Data extracted from a collection
——

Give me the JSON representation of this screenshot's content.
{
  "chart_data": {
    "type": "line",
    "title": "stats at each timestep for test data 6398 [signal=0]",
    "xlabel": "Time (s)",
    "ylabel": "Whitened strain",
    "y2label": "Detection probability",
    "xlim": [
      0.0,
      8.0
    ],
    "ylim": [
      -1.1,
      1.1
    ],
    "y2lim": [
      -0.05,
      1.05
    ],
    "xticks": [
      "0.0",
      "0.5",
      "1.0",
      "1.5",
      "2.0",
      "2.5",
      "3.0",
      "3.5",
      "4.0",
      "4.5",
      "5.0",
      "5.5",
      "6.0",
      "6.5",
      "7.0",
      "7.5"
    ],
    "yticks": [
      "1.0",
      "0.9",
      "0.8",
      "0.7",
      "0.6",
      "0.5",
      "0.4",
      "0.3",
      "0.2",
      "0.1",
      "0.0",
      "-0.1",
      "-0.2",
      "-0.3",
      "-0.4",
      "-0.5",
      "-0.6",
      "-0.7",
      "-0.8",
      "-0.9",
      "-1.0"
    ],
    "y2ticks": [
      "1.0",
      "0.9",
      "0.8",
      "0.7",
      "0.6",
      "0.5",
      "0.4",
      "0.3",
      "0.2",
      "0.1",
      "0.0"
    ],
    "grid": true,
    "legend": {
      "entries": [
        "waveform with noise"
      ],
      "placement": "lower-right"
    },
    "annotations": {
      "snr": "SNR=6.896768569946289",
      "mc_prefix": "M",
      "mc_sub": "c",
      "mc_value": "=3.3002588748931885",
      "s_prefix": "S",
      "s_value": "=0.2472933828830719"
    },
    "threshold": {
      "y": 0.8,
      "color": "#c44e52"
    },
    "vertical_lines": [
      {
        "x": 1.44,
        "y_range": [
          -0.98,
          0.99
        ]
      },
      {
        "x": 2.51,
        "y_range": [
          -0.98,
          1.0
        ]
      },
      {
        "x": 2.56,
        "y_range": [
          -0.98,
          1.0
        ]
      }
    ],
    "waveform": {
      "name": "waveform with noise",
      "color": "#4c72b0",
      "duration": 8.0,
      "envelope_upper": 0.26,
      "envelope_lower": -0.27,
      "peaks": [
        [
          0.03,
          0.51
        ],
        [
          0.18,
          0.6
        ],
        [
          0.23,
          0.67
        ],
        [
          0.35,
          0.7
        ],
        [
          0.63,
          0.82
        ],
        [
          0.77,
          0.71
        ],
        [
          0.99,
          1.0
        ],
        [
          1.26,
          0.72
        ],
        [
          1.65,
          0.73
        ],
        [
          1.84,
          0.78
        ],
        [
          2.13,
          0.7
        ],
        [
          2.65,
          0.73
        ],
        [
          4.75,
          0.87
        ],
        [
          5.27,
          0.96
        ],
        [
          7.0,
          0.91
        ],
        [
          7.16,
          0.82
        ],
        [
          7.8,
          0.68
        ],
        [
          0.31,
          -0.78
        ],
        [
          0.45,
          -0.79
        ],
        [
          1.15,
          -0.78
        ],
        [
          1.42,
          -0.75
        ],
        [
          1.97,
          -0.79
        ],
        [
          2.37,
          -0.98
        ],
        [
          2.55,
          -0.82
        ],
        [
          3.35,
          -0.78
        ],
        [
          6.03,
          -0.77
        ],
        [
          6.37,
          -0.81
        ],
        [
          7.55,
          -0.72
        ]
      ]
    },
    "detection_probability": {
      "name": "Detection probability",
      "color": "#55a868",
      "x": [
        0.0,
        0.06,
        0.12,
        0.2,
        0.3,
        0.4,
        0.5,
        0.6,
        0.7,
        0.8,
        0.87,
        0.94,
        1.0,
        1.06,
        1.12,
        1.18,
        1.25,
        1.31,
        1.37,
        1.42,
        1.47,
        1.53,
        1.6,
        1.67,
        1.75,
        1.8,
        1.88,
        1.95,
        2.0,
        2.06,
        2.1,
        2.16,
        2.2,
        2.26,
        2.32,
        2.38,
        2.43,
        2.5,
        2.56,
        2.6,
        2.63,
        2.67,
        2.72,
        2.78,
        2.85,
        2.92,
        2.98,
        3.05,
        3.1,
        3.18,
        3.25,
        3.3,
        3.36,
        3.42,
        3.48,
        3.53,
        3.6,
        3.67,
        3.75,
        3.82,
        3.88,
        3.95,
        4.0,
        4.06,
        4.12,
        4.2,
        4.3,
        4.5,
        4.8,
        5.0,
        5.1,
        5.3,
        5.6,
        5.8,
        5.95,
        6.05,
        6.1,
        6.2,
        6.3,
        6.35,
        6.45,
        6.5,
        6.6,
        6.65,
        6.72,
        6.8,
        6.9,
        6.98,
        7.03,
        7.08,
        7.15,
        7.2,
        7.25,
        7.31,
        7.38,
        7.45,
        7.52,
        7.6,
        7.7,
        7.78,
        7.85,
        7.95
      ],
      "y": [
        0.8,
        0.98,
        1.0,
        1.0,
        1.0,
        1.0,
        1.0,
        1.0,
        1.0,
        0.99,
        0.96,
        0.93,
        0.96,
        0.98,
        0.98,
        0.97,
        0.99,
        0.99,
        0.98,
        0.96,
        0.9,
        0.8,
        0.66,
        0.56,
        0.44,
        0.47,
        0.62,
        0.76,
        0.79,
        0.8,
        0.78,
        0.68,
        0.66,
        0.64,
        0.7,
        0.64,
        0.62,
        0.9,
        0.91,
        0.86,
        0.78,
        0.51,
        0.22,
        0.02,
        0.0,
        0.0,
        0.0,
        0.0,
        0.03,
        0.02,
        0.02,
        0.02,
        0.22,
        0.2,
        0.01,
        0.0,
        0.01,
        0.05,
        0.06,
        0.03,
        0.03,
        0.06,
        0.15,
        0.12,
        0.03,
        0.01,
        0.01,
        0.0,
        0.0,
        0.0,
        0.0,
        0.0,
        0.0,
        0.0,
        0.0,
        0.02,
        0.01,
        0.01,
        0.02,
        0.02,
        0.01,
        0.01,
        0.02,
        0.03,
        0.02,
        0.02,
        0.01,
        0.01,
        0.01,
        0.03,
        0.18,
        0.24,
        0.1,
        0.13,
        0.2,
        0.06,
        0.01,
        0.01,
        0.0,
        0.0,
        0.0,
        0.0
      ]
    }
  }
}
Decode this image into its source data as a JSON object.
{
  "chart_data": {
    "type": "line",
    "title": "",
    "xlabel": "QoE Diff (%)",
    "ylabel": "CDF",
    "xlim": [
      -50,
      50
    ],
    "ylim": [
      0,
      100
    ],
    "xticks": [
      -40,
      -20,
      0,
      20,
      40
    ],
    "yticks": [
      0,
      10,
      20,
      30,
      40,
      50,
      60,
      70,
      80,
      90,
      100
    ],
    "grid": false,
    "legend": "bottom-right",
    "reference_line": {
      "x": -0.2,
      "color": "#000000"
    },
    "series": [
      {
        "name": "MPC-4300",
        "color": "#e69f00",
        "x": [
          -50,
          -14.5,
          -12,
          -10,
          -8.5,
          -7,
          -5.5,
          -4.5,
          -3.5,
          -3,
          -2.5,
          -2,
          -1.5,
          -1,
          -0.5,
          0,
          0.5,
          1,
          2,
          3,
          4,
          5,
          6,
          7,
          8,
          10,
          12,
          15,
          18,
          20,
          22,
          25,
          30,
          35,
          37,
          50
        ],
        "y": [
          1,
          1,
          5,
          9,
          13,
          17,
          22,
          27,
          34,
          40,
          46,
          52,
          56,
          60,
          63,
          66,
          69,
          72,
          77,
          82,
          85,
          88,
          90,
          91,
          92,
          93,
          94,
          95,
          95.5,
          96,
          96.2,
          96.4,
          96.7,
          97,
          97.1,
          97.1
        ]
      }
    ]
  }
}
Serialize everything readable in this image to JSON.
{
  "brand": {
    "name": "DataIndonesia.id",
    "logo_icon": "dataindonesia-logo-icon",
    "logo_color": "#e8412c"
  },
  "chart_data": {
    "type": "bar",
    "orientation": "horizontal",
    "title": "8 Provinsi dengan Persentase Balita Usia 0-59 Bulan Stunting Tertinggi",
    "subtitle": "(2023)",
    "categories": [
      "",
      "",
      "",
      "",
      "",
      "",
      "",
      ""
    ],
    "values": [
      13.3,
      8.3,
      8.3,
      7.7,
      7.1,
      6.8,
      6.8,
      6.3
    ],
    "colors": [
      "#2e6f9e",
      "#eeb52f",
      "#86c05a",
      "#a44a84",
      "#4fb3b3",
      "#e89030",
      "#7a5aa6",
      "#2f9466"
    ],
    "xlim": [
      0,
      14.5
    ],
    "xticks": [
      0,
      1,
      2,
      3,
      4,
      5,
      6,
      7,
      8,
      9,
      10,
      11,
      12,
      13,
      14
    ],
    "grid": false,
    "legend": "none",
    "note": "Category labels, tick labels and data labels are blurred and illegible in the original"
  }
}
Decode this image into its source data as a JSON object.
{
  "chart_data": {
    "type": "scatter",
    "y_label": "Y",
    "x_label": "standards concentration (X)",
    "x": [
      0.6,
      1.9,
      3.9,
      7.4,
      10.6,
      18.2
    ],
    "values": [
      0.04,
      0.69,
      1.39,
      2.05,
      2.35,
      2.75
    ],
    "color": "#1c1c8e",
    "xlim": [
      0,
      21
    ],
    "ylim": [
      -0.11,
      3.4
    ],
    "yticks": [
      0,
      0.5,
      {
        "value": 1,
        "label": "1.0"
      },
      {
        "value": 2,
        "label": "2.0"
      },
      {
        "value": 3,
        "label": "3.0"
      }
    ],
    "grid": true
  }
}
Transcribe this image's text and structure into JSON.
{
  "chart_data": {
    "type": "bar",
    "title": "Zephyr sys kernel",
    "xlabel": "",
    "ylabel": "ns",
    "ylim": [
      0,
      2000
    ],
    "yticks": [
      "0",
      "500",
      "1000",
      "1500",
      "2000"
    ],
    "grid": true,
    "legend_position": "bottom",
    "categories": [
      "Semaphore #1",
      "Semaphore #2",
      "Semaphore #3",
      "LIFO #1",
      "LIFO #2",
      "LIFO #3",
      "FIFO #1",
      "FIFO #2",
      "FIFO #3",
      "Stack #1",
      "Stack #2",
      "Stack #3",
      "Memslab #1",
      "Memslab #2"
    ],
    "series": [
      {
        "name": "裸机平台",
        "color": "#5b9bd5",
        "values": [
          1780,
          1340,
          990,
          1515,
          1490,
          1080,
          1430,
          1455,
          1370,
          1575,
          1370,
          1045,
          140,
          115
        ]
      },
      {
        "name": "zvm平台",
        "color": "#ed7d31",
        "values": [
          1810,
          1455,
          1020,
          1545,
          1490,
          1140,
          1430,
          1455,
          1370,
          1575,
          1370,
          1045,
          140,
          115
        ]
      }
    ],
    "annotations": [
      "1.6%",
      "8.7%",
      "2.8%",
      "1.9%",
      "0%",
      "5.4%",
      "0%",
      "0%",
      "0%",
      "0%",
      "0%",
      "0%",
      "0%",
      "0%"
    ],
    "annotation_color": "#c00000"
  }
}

——

#### What the exercise asks
Copy each line of the listing that contains the string "ylabel".

#### Solved exercise
    "ylabel": "Whitened strain",
    "ylabel": "CDF",
    "ylabel": "ns",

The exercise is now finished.